DIRECTION>
Gather each line of the records where "JSON" appears.

RECORDS TO USE>
_ _ _ _ _ _ _

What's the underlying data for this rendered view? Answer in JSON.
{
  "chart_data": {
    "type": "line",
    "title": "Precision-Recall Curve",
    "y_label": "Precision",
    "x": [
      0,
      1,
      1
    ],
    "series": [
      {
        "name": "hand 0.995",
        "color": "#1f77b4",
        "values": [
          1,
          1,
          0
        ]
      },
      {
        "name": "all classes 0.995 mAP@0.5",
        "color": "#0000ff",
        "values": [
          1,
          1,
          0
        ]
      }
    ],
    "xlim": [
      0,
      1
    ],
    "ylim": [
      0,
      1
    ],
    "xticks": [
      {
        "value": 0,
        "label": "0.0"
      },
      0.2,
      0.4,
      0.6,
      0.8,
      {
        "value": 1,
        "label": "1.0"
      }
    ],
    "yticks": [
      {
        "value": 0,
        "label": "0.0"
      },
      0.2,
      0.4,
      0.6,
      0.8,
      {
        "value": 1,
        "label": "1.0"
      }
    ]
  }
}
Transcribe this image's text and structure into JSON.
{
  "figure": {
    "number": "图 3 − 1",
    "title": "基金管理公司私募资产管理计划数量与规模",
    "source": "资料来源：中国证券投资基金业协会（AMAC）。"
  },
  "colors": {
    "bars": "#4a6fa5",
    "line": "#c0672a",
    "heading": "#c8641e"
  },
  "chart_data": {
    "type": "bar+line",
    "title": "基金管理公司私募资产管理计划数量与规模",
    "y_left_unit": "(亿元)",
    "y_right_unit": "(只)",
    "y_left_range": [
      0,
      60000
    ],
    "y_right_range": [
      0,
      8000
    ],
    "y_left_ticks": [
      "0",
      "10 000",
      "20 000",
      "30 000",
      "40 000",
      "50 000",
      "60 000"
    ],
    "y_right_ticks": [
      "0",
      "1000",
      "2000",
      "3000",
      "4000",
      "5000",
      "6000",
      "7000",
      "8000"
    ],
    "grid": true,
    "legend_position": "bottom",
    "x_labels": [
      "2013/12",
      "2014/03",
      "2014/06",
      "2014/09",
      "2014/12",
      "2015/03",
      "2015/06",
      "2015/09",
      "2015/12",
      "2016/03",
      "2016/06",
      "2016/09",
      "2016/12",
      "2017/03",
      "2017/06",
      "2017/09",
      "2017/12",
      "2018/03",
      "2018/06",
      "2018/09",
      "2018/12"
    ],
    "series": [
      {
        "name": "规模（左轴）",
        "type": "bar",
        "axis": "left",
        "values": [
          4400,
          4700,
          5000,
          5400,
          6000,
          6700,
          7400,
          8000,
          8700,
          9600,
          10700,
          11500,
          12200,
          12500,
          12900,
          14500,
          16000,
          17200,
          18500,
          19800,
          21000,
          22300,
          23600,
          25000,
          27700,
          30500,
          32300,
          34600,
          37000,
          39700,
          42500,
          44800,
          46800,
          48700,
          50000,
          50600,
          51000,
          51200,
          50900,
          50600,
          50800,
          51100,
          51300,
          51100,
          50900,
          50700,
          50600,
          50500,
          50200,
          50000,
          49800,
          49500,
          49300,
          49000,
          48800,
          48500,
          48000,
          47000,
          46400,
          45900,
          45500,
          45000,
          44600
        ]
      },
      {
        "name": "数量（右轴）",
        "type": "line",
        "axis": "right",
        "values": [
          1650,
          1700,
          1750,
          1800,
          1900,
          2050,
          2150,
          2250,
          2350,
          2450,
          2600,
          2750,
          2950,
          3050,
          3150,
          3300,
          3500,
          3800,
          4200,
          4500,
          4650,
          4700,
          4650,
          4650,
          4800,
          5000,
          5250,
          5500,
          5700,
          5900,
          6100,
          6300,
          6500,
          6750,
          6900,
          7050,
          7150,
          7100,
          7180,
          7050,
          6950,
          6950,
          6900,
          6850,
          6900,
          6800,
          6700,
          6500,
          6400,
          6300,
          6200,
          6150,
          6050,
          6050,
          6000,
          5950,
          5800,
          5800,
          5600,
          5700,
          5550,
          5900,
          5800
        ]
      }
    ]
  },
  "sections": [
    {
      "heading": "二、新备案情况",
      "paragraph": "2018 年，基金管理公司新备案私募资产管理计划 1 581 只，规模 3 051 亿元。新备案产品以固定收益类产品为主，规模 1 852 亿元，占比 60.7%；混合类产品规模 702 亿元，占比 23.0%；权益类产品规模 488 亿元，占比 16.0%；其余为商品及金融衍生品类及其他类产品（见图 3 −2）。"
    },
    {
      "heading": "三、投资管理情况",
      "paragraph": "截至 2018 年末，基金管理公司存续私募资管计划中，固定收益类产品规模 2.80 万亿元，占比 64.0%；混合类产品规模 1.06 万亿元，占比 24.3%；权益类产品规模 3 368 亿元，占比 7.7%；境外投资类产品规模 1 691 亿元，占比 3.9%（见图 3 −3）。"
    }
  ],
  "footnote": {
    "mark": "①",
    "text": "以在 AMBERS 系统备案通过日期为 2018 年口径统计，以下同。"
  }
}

_ _ _ _ _ _ _

SOLUTION FOR THIS PROBLEM>
What's the underlying data for this rendered view? Answer in JSON.
Transcribe this image's text and structure into JSON.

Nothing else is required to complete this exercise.